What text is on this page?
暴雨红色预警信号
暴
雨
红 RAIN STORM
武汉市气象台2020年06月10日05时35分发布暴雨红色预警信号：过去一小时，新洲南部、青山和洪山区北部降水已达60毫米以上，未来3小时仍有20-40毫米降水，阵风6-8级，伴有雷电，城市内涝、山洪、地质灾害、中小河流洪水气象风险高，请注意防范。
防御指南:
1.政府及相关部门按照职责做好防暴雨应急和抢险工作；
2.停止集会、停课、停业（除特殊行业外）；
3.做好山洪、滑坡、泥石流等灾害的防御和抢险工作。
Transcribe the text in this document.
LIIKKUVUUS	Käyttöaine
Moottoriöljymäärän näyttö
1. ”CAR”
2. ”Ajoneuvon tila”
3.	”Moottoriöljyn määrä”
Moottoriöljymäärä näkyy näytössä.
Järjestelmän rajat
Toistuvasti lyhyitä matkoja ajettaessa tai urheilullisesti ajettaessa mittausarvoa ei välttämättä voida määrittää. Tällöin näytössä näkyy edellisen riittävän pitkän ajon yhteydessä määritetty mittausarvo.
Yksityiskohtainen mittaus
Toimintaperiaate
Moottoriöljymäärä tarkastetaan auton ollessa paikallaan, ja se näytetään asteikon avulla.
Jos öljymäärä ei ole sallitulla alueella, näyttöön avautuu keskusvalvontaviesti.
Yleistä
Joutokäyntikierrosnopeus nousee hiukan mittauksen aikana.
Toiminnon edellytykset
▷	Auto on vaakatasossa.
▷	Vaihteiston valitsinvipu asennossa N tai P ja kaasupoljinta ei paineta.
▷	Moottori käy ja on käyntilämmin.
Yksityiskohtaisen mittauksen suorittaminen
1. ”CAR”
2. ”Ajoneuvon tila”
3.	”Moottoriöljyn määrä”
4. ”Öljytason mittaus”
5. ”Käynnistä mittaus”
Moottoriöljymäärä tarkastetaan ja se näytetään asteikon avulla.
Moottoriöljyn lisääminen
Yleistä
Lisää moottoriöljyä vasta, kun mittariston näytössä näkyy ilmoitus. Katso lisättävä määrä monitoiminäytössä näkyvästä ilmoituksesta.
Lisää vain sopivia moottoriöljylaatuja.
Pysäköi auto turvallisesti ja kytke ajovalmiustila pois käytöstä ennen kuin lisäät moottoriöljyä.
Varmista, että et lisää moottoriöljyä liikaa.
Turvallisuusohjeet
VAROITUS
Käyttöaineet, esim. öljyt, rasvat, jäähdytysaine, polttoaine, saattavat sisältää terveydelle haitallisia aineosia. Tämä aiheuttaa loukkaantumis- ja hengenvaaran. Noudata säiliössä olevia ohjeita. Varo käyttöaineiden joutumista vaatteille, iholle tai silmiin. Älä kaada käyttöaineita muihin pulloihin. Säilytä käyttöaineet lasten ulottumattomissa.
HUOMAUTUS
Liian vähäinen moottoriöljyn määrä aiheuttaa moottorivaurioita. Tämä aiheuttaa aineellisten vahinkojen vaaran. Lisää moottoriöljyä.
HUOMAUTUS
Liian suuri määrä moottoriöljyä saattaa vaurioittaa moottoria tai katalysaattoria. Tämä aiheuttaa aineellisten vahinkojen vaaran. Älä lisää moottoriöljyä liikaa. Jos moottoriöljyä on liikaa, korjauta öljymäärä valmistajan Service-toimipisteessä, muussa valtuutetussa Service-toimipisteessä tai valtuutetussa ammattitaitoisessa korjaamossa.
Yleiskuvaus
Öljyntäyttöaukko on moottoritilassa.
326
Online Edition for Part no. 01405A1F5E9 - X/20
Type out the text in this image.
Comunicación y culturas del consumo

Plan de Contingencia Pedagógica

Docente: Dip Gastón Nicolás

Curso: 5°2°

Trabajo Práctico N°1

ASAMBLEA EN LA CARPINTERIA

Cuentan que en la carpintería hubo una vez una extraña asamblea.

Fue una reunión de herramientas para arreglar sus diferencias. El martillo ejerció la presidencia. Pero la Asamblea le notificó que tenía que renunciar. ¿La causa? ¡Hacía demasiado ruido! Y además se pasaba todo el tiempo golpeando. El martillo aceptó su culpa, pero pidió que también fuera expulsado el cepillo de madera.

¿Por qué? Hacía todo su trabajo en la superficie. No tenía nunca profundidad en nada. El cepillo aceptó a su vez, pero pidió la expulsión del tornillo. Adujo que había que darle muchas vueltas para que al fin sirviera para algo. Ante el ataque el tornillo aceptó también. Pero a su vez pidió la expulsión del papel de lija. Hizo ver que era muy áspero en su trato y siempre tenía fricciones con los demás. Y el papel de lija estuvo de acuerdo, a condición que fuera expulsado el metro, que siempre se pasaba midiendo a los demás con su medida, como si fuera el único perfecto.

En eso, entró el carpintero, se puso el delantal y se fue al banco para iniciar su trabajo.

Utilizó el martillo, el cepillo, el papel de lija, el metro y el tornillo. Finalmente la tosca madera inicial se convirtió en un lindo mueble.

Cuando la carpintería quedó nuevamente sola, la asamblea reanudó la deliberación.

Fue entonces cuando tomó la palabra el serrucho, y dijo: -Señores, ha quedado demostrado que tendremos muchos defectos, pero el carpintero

## What needs to be done
Write out every line exactly as it stands.

## Written answer
What text is on this page?
暴雨红色预警信号
暴
雨
红 RAIN STORM
武汉市气象台2020年06月10日05时35分发布暴雨红色预警信号：过去一小时，新洲南部、青山和洪山区北部降水已达60毫米以上，未来3小时仍有20-40毫米降水，阵风6-8级，伴有雷电，城市内涝、山洪、地质灾害、中小河流洪水气象风险高，请注意防范。
防御指南:
1.政府及相关部门按照职责做好防暴雨应急和抢险工作；
2.停止集会、停课、停业（除特殊行业外）；
3.做好山洪、滑坡、泥石流等灾害的防御和抢险工作。
Transcribe the text in this document.
LIIKKUVUUS	Käyttöaine
Moottoriöljymäärän näyttö
1. ”CAR”
2. ”Ajoneuvon tila”
3.	”Moottoriöljyn määrä”
Moottoriöljymäärä näkyy näytössä.
Järjestelmän rajat
Toistuvasti lyhyitä matkoja ajettaessa tai urheilullisesti ajettaessa mittausarvoa ei välttämättä voida määrittää. Tällöin näytössä näkyy edellisen riittävän pitkän ajon yhteydessä määritetty mittausarvo.
Yksityiskohtainen mittaus
Toimintaperiaate
Moottoriöljymäärä tarkastetaan auton ollessa paikallaan, ja se näytetään asteikon avulla.
Jos öljymäärä ei ole sallitulla alueella, näyttöön avautuu keskusvalvontaviesti.
Yleistä
Joutokäyntikierrosnopeus nousee hiukan mittauksen aikana.
Toiminnon edellytykset
▷	Auto on vaakatasossa.
▷	Vaihteiston valitsinvipu asennossa N tai P ja kaasupoljinta ei paineta.
▷	Moottori käy ja on käyntilämmin.
Yksityiskohtaisen mittauksen suorittaminen
1. ”CAR”
2. ”Ajoneuvon tila”
3.	”Moottoriöljyn määrä”
4. ”Öljytason mittaus”
5. ”Käynnistä mittaus”
Moottoriöljymäärä tarkastetaan ja se näytetään asteikon avulla.
Moottoriöljyn lisääminen
Yleistä
Lisää moottoriöljyä vasta, kun mittariston näytössä näkyy ilmoitus. Katso lisättävä määrä monitoiminäytössä näkyvästä ilmoituksesta.
Lisää vain sopivia moottoriöljylaatuja.
Pysäköi auto turvallisesti ja kytke ajovalmiustila pois käytöstä ennen kuin lisäät moottoriöljyä.
Varmista, että et lisää moottoriöljyä liikaa.
Turvallisuusohjeet
VAROITUS
Käyttöaineet, esim. öljyt, rasvat, jäähdytysaine, polttoaine, saattavat sisältää terveydelle haitallisia aineosia. Tämä aiheuttaa loukkaantumis- ja hengenvaaran. Noudata säiliössä olevia ohjeita. Varo käyttöaineiden joutumista vaatteille, iholle tai silmiin. Älä kaada käyttöaineita muihin pulloihin. Säilytä käyttöaineet lasten ulottumattomissa.
HUOMAUTUS
Liian vähäinen moottoriöljyn määrä aiheuttaa moottorivaurioita. Tämä aiheuttaa aineellisten vahinkojen vaaran. Lisää moottoriöljyä.
HUOMAUTUS
Liian suuri määrä moottoriöljyä saattaa vaurioittaa moottoria tai katalysaattoria. Tämä aiheuttaa aineellisten vahinkojen vaaran. Älä lisää moottoriöljyä liikaa. Jos moottoriöljyä on liikaa, korjauta öljymäärä valmistajan Service-toimipisteessä, muussa valtuutetussa Service-toimipisteessä tai valtuutetussa ammattitaitoisessa korjaamossa.
Yleiskuvaus
Öljyntäyttöaukko on moottoritilassa.
326
Online Edition for Part no. 01405A1F5E9 - X/20
Type out the text in this image.
Comunicación y culturas del consumo

Plan de Contingencia Pedagógica

Docente: Dip Gastón Nicolás

Curso: 5°2°

Trabajo Práctico N°1

ASAMBLEA EN LA CARPINTERIA

Cuentan que en la carpintería hubo una vez una extraña asamblea.

Fue una reunión de herramientas para arreglar sus diferencias. El martillo ejerció la presidencia. Pero la Asamblea le notificó que tenía que renunciar. ¿La causa? ¡Hacía demasiado ruido! Y además se pasaba todo el tiempo golpeando. El martillo aceptó su culpa, pero pidió que también fuera expulsado el cepillo de madera.

¿Por qué? Hacía todo su trabajo en la superficie. No tenía nunca profundidad en nada. El cepillo aceptó a su vez, pero pidió la expulsión del tornillo. Adujo que había que darle muchas vueltas para que al fin sirviera para algo. Ante el ataque el tornillo aceptó también. Pero a su vez pidió la expulsión del papel de lija. Hizo ver que era muy áspero en su trato y siempre tenía fricciones con los demás. Y el papel de lija estuvo de acuerdo, a condición que fuera expulsado el metro, que siempre se pasaba midiendo a los demás con su medida, como si fuera el único perfecto.

En eso, entró el carpintero, se puso el delantal y se fue al banco para iniciar su trabajo.

Utilizó el martillo, el cepillo, el papel de lija, el metro y el tornillo. Finalmente la tosca madera inicial se convirtió en un lindo mueble.

Cuando la carpintería quedó nuevamente sola, la asamblea reanudó la deliberación.

Fue entonces cuando tomó la palabra el serrucho, y dijo: -Señores, ha quedado demostrado que tendremos muchos defectos, pero el carpintero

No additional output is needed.